# START OF DATASET EXCERPTS
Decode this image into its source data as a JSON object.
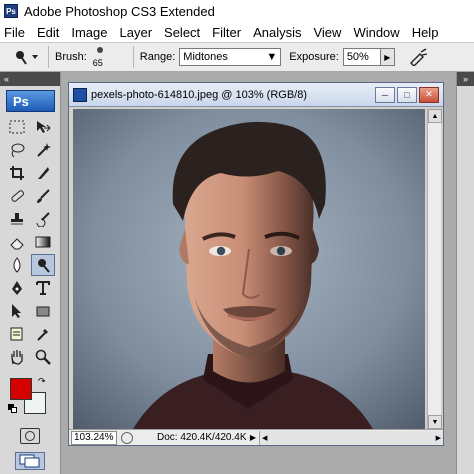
{
  "window": {
    "title": "Adobe Photoshop CS3 Extended"
  },
  "menu": [
    "File",
    "Edit",
    "Image",
    "Layer",
    "Select",
    "Filter",
    "Analysis",
    "View",
    "Window",
    "Help"
  ],
  "options": {
    "brush_label": "Brush:",
    "brush_size": "65",
    "range_label": "Range:",
    "range_value": "Midtones",
    "exposure_label": "Exposure:",
    "exposure_value": "50%"
  },
  "toolbox": {
    "logo": "Ps",
    "foreground_color": "#d50000",
    "background_color": "#eef4ef",
    "active_tool": "burn-tool"
  },
  "document": {
    "title": "pexels-photo-614810.jpeg @ 103% (RGB/8)",
    "zoom": "103.24%",
    "doc_info": "Doc: 420.4K/420.4K"
  }
}
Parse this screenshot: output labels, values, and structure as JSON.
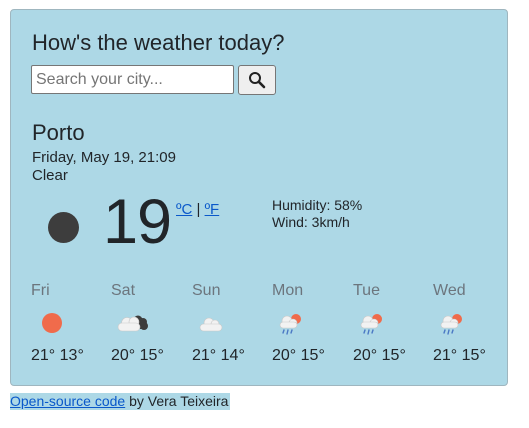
{
  "header": {
    "title": "How's the weather today?"
  },
  "search": {
    "placeholder": "Search your city..."
  },
  "current": {
    "city": "Porto",
    "datetime": "Friday, May 19, 21:09",
    "description": "Clear",
    "temperature": "19",
    "unit_c": "ºC",
    "unit_sep": "|",
    "unit_f": "ºF",
    "humidity": "Humidity: 58%",
    "wind": "Wind: 3km/h",
    "icon": "clear-night-icon"
  },
  "forecast": [
    {
      "day": "Fri",
      "temps": "21° 13°",
      "icon": "sun-icon"
    },
    {
      "day": "Sat",
      "temps": "20° 15°",
      "icon": "cloudy-icon"
    },
    {
      "day": "Sun",
      "temps": "21° 14°",
      "icon": "cloud-icon"
    },
    {
      "day": "Mon",
      "temps": "20° 15°",
      "icon": "rain-icon"
    },
    {
      "day": "Tue",
      "temps": "20° 15°",
      "icon": "rain-icon"
    },
    {
      "day": "Wed",
      "temps": "21° 15°",
      "icon": "rain-icon"
    }
  ],
  "footer": {
    "link_text": "Open-source code",
    "byline": " by Vera Teixeira"
  },
  "colors": {
    "card_bg": "#add8e6",
    "link": "#0a58ca",
    "sun": "#f06b4b",
    "cloud": "#f2f2f2",
    "dark_cloud": "#3d3d3d",
    "rain": "#4a78c4"
  }
}
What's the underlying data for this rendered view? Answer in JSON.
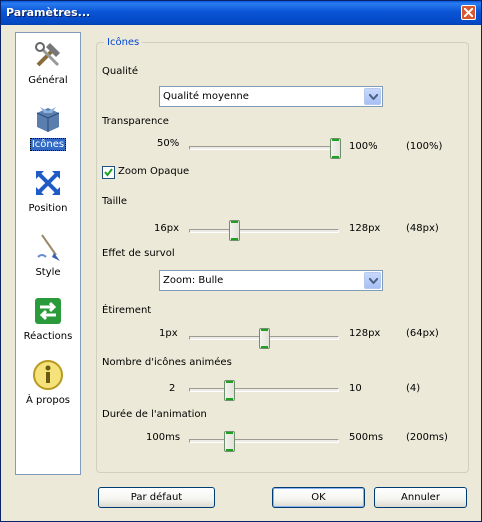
{
  "window": {
    "title": "Paramètres..."
  },
  "sidebar": {
    "items": [
      {
        "label": "Général",
        "icon": "tools-icon"
      },
      {
        "label": "Icônes",
        "icon": "box-icon",
        "active": true
      },
      {
        "label": "Position",
        "icon": "move-arrows-icon"
      },
      {
        "label": "Style",
        "icon": "brush-icon"
      },
      {
        "label": "Réactions",
        "icon": "swap-arrows-icon"
      },
      {
        "label": "À propos",
        "icon": "info-icon"
      }
    ]
  },
  "group": {
    "title": "Icônes"
  },
  "quality": {
    "label": "Qualité",
    "value": "Qualité moyenne"
  },
  "transparency": {
    "label": "Transparence",
    "min": "50%",
    "max": "100%",
    "current": "(100%)",
    "fraction": 1.0
  },
  "zoom_opaque": {
    "label": "Zoom Opaque",
    "checked": true
  },
  "size": {
    "label": "Taille",
    "min": "16px",
    "max": "128px",
    "current": "(48px)",
    "fraction": 0.286
  },
  "hover": {
    "label": "Effet de survol",
    "value": "Zoom: Bulle"
  },
  "stretch": {
    "label": "Étirement",
    "min": "1px",
    "max": "128px",
    "current": "(64px)",
    "fraction": 0.5
  },
  "animated": {
    "label": "Nombre d'icônes animées",
    "min": "2",
    "max": "10",
    "current": "(4)",
    "fraction": 0.25
  },
  "duration": {
    "label": "Durée de l'animation",
    "min": "100ms",
    "max": "500ms",
    "current": "(200ms)",
    "fraction": 0.25
  },
  "buttons": {
    "default": "Par défaut",
    "ok": "OK",
    "cancel": "Annuler"
  },
  "colors": {
    "title_bar": "#0a54d6",
    "accent": "#0046d5",
    "slider_thumb": "#21a121"
  }
}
# END OF DATASET EXCERPTS
## [TASK TO CARRY OUT]
Please set down each line of the data above exactly as written, without the pictures.

## [REPLY]
Decode this image into its source data as a JSON object.
{
  "window": {
    "title": "Adobe Photoshop CS3 Extended"
  },
  "menu": [
    "File",
    "Edit",
    "Image",
    "Layer",
    "Select",
    "Filter",
    "Analysis",
    "View",
    "Window",
    "Help"
  ],
  "options": {
    "brush_label": "Brush:",
    "brush_size": "65",
    "range_label": "Range:",
    "range_value": "Midtones",
    "exposure_label": "Exposure:",
    "exposure_value": "50%"
  },
  "toolbox": {
    "logo": "Ps",
    "foreground_color": "#d50000",
    "background_color": "#eef4ef",
    "active_tool": "burn-tool"
  },
  "document": {
    "title": "pexels-photo-614810.jpeg @ 103% (RGB/8)",
    "zoom": "103.24%",
    "doc_info": "Doc: 420.4K/420.4K"
  }
}
Parse this screenshot: output labels, values, and structure as JSON.
{
  "header": {
    "title": "How's the weather today?"
  },
  "search": {
    "placeholder": "Search your city..."
  },
  "current": {
    "city": "Porto",
    "datetime": "Friday, May 19, 21:09",
    "description": "Clear",
    "temperature": "19",
    "unit_c": "ºC",
    "unit_sep": "|",
    "unit_f": "ºF",
    "humidity": "Humidity: 58%",
    "wind": "Wind: 3km/h",
    "icon": "clear-night-icon"
  },
  "forecast": [
    {
      "day": "Fri",
      "temps": "21° 13°",
      "icon": "sun-icon"
    },
    {
      "day": "Sat",
      "temps": "20° 15°",
      "icon": "cloudy-icon"
    },
    {
      "day": "Sun",
      "temps": "21° 14°",
      "icon": "cloud-icon"
    },
    {
      "day": "Mon",
      "temps": "20° 15°",
      "icon": "rain-icon"
    },
    {
      "day": "Tue",
      "temps": "20° 15°",
      "icon": "rain-icon"
    },
    {
      "day": "Wed",
      "temps": "21° 15°",
      "icon": "rain-icon"
    }
  ],
  "footer": {
    "link_text": "Open-source code",
    "byline": " by Vera Teixeira"
  },
  "colors": {
    "card_bg": "#add8e6",
    "link": "#0a58ca",
    "sun": "#f06b4b",
    "cloud": "#f2f2f2",
    "dark_cloud": "#3d3d3d",
    "rain": "#4a78c4"
  }
}
What's the underlying data for this rendered view? Answer in JSON.
{
  "window": {
    "title": "Paramètres..."
  },
  "sidebar": {
    "items": [
      {
        "label": "Général",
        "icon": "tools-icon"
      },
      {
        "label": "Icônes",
        "icon": "box-icon",
        "active": true
      },
      {
        "label": "Position",
        "icon": "move-arrows-icon"
      },
      {
        "label": "Style",
        "icon": "brush-icon"
      },
      {
        "label": "Réactions",
        "icon": "swap-arrows-icon"
      },
      {
        "label": "À propos",
        "icon": "info-icon"
      }
    ]
  },
  "group": {
    "title": "Icônes"
  },
  "quality": {
    "label": "Qualité",
    "value": "Qualité moyenne"
  },
  "transparency": {
    "label": "Transparence",
    "min": "50%",
    "max": "100%",
    "current": "(100%)",
    "fraction": 1.0
  },
  "zoom_opaque": {
    "label": "Zoom Opaque",
    "checked": true
  },
  "size": {
    "label": "Taille",
    "min": "16px",
    "max": "128px",
    "current": "(48px)",
    "fraction": 0.286
  },
  "hover": {
    "label": "Effet de survol",
    "value": "Zoom: Bulle"
  },
  "stretch": {
    "label": "Étirement",
    "min": "1px",
    "max": "128px",
    "current": "(64px)",
    "fraction": 0.5
  },
  "animated": {
    "label": "Nombre d'icônes animées",
    "min": "2",
    "max": "10",
    "current": "(4)",
    "fraction": 0.25
  },
  "duration": {
    "label": "Durée de l'animation",
    "min": "100ms",
    "max": "500ms",
    "current": "(200ms)",
    "fraction": 0.25
  },
  "buttons": {
    "default": "Par défaut",
    "ok": "OK",
    "cancel": "Annuler"
  },
  "colors": {
    "title_bar": "#0a54d6",
    "accent": "#0046d5",
    "slider_thumb": "#21a121"
  }
}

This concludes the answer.